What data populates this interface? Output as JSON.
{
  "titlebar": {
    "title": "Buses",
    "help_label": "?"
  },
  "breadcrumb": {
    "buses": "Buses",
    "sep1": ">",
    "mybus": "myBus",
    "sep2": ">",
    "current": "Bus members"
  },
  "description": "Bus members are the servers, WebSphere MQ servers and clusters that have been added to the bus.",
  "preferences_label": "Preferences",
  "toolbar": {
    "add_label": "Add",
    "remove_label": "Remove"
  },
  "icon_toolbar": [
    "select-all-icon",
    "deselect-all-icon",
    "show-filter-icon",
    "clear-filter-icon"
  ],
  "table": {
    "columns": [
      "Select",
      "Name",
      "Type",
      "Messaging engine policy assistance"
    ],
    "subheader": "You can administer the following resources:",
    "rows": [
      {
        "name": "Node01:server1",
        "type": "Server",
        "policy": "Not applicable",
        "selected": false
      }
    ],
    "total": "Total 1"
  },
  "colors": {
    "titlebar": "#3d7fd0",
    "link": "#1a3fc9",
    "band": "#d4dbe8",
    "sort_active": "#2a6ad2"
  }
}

_Problem requirements_
Nothing may be left out: return each entry exactly as it reads.

_Complete response_
What data populates this interface? Output as JSON.
{
  "titlebar": {
    "title": "Buses",
    "help_label": "?"
  },
  "breadcrumb": {
    "buses": "Buses",
    "sep1": ">",
    "mybus": "myBus",
    "sep2": ">",
    "current": "Bus members"
  },
  "description": "Bus members are the servers, WebSphere MQ servers and clusters that have been added to the bus.",
  "preferences_label": "Preferences",
  "toolbar": {
    "add_label": "Add",
    "remove_label": "Remove"
  },
  "icon_toolbar": [
    "select-all-icon",
    "deselect-all-icon",
    "show-filter-icon",
    "clear-filter-icon"
  ],
  "table": {
    "columns": [
      "Select",
      "Name",
      "Type",
      "Messaging engine policy assistance"
    ],
    "subheader": "You can administer the following resources:",
    "rows": [
      {
        "name": "Node01:server1",
        "type": "Server",
        "policy": "Not applicable",
        "selected": false
      }
    ],
    "total": "Total 1"
  },
  "colors": {
    "titlebar": "#3d7fd0",
    "link": "#1a3fc9",
    "band": "#d4dbe8",
    "sort_active": "#2a6ad2"
  }
}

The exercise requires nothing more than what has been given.